--- BEGIN SOURCE RECORDS ---
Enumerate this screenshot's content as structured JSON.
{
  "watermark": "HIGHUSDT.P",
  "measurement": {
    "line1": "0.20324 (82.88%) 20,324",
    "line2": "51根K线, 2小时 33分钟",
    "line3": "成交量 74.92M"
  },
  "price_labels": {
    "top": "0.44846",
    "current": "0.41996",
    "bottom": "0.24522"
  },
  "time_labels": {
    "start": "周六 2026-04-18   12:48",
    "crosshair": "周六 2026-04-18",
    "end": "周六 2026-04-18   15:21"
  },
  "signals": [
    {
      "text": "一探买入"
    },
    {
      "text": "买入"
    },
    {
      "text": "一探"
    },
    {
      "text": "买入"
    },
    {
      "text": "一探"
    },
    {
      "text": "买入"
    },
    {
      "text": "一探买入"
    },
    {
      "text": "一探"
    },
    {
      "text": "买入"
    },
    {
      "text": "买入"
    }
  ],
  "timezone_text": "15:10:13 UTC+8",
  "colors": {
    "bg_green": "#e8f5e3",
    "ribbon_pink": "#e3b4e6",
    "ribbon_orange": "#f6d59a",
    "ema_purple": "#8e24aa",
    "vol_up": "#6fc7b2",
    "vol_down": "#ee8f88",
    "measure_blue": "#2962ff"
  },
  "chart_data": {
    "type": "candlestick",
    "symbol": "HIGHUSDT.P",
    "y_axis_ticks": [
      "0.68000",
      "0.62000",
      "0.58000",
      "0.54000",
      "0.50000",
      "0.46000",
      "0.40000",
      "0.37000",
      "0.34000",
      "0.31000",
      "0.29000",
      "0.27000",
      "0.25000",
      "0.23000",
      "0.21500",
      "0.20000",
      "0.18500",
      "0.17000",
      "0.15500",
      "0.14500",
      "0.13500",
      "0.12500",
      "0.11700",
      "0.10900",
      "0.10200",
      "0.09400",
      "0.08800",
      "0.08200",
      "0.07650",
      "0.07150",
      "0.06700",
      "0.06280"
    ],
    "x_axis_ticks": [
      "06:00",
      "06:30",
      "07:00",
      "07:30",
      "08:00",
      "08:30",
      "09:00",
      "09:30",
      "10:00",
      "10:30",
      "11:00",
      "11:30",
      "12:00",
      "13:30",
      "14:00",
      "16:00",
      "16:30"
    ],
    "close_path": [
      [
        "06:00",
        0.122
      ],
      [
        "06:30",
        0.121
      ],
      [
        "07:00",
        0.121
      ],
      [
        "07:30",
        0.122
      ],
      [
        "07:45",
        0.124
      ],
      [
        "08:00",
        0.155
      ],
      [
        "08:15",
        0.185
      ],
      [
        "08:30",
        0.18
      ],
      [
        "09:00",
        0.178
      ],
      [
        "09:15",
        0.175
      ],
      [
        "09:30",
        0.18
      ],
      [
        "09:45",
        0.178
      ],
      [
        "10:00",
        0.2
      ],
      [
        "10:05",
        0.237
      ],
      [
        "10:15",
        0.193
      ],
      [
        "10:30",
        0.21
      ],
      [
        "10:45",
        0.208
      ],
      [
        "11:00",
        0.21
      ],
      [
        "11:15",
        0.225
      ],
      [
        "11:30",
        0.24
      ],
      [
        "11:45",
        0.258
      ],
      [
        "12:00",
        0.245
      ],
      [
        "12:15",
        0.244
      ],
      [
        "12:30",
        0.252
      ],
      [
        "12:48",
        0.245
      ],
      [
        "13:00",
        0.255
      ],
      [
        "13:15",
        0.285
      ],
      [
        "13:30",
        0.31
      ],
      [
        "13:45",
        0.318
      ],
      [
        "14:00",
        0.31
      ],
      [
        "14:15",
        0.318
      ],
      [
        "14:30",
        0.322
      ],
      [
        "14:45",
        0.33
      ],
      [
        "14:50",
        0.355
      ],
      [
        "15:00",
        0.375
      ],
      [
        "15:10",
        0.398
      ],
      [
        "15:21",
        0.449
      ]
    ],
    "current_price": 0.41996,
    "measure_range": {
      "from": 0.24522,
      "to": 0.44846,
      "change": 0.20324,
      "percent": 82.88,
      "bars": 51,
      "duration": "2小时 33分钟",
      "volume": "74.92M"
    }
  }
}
--- END SOURCE RECORDS ---
§ DIRECTIONS FOR THIS TASK:
Reproduce every record, matching each line exactly.

§ REPLY TO THE TASK:
Enumerate this screenshot's content as structured JSON.
{
  "watermark": "HIGHUSDT.P",
  "measurement": {
    "line1": "0.20324 (82.88%) 20,324",
    "line2": "51根K线, 2小时 33分钟",
    "line3": "成交量 74.92M"
  },
  "price_labels": {
    "top": "0.44846",
    "current": "0.41996",
    "bottom": "0.24522"
  },
  "time_labels": {
    "start": "周六 2026-04-18   12:48",
    "crosshair": "周六 2026-04-18",
    "end": "周六 2026-04-18   15:21"
  },
  "signals": [
    {
      "text": "一探买入"
    },
    {
      "text": "买入"
    },
    {
      "text": "一探"
    },
    {
      "text": "买入"
    },
    {
      "text": "一探"
    },
    {
      "text": "买入"
    },
    {
      "text": "一探买入"
    },
    {
      "text": "一探"
    },
    {
      "text": "买入"
    },
    {
      "text": "买入"
    }
  ],
  "timezone_text": "15:10:13 UTC+8",
  "colors": {
    "bg_green": "#e8f5e3",
    "ribbon_pink": "#e3b4e6",
    "ribbon_orange": "#f6d59a",
    "ema_purple": "#8e24aa",
    "vol_up": "#6fc7b2",
    "vol_down": "#ee8f88",
    "measure_blue": "#2962ff"
  },
  "chart_data": {
    "type": "candlestick",
    "symbol": "HIGHUSDT.P",
    "y_axis_ticks": [
      "0.68000",
      "0.62000",
      "0.58000",
      "0.54000",
      "0.50000",
      "0.46000",
      "0.40000",
      "0.37000",
      "0.34000",
      "0.31000",
      "0.29000",
      "0.27000",
      "0.25000",
      "0.23000",
      "0.21500",
      "0.20000",
      "0.18500",
      "0.17000",
      "0.15500",
      "0.14500",
      "0.13500",
      "0.12500",
      "0.11700",
      "0.10900",
      "0.10200",
      "0.09400",
      "0.08800",
      "0.08200",
      "0.07650",
      "0.07150",
      "0.06700",
      "0.06280"
    ],
    "x_axis_ticks": [
      "06:00",
      "06:30",
      "07:00",
      "07:30",
      "08:00",
      "08:30",
      "09:00",
      "09:30",
      "10:00",
      "10:30",
      "11:00",
      "11:30",
      "12:00",
      "13:30",
      "14:00",
      "16:00",
      "16:30"
    ],
    "close_path": [
      [
        "06:00",
        0.122
      ],
      [
        "06:30",
        0.121
      ],
      [
        "07:00",
        0.121
      ],
      [
        "07:30",
        0.122
      ],
      [
        "07:45",
        0.124
      ],
      [
        "08:00",
        0.155
      ],
      [
        "08:15",
        0.185
      ],
      [
        "08:30",
        0.18
      ],
      [
        "09:00",
        0.178
      ],
      [
        "09:15",
        0.175
      ],
      [
        "09:30",
        0.18
      ],
      [
        "09:45",
        0.178
      ],
      [
        "10:00",
        0.2
      ],
      [
        "10:05",
        0.237
      ],
      [
        "10:15",
        0.193
      ],
      [
        "10:30",
        0.21
      ],
      [
        "10:45",
        0.208
      ],
      [
        "11:00",
        0.21
      ],
      [
        "11:15",
        0.225
      ],
      [
        "11:30",
        0.24
      ],
      [
        "11:45",
        0.258
      ],
      [
        "12:00",
        0.245
      ],
      [
        "12:15",
        0.244
      ],
      [
        "12:30",
        0.252
      ],
      [
        "12:48",
        0.245
      ],
      [
        "13:00",
        0.255
      ],
      [
        "13:15",
        0.285
      ],
      [
        "13:30",
        0.31
      ],
      [
        "13:45",
        0.318
      ],
      [
        "14:00",
        0.31
      ],
      [
        "14:15",
        0.318
      ],
      [
        "14:30",
        0.322
      ],
      [
        "14:45",
        0.33
      ],
      [
        "14:50",
        0.355
      ],
      [
        "15:00",
        0.375
      ],
      [
        "15:10",
        0.398
      ],
      [
        "15:21",
        0.449
      ]
    ],
    "current_price": 0.41996,
    "measure_range": {
      "from": 0.24522,
      "to": 0.44846,
      "change": 0.20324,
      "percent": 82.88,
      "bars": 51,
      "duration": "2小时 33分钟",
      "volume": "74.92M"
    }
  }
}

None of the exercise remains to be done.